Extracted records:
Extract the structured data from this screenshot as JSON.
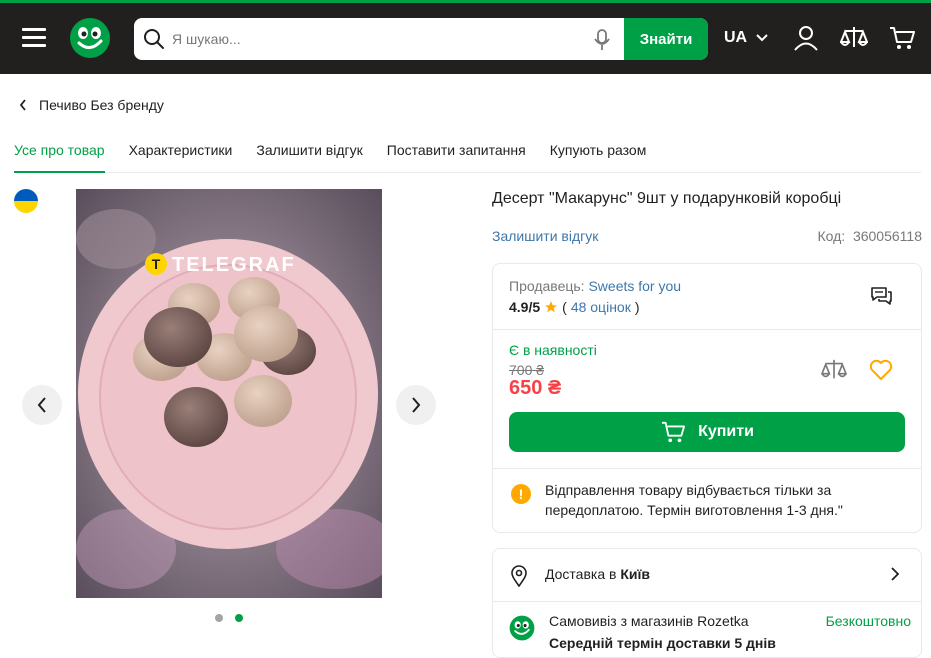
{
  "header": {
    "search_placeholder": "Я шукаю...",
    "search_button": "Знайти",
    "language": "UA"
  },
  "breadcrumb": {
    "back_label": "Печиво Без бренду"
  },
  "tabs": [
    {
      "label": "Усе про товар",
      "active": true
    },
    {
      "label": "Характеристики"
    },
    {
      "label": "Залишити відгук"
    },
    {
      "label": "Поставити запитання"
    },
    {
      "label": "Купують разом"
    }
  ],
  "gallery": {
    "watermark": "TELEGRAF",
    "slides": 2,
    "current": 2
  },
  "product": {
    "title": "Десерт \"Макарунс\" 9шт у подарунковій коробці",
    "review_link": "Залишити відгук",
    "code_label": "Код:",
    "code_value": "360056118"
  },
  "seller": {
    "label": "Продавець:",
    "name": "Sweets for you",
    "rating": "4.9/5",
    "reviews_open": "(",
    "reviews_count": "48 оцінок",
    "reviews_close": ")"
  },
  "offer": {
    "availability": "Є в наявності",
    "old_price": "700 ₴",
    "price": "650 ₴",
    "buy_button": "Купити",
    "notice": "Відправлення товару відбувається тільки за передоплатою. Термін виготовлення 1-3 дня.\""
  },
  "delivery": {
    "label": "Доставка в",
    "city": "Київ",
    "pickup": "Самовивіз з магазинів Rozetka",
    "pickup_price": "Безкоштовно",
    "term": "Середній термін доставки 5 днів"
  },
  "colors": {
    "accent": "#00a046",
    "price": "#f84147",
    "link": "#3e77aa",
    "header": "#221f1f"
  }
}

**WORK TO DO**
Retype every entry verbatim and exclude the pictures from the copy.

**ANSWER IN FULL**
Extract the structured data from this screenshot as JSON.
{
  "header": {
    "search_placeholder": "Я шукаю...",
    "search_button": "Знайти",
    "language": "UA"
  },
  "breadcrumb": {
    "back_label": "Печиво Без бренду"
  },
  "tabs": [
    {
      "label": "Усе про товар",
      "active": true
    },
    {
      "label": "Характеристики"
    },
    {
      "label": "Залишити відгук"
    },
    {
      "label": "Поставити запитання"
    },
    {
      "label": "Купують разом"
    }
  ],
  "gallery": {
    "watermark": "TELEGRAF",
    "slides": 2,
    "current": 2
  },
  "product": {
    "title": "Десерт \"Макарунс\" 9шт у подарунковій коробці",
    "review_link": "Залишити відгук",
    "code_label": "Код:",
    "code_value": "360056118"
  },
  "seller": {
    "label": "Продавець:",
    "name": "Sweets for you",
    "rating": "4.9/5",
    "reviews_open": "(",
    "reviews_count": "48 оцінок",
    "reviews_close": ")"
  },
  "offer": {
    "availability": "Є в наявності",
    "old_price": "700 ₴",
    "price": "650 ₴",
    "buy_button": "Купити",
    "notice": "Відправлення товару відбувається тільки за передоплатою. Термін виготовлення 1-3 дня.\""
  },
  "delivery": {
    "label": "Доставка в",
    "city": "Київ",
    "pickup": "Самовивіз з магазинів Rozetka",
    "pickup_price": "Безкоштовно",
    "term": "Середній термін доставки 5 днів"
  },
  "colors": {
    "accent": "#00a046",
    "price": "#f84147",
    "link": "#3e77aa",
    "header": "#221f1f"
  }
}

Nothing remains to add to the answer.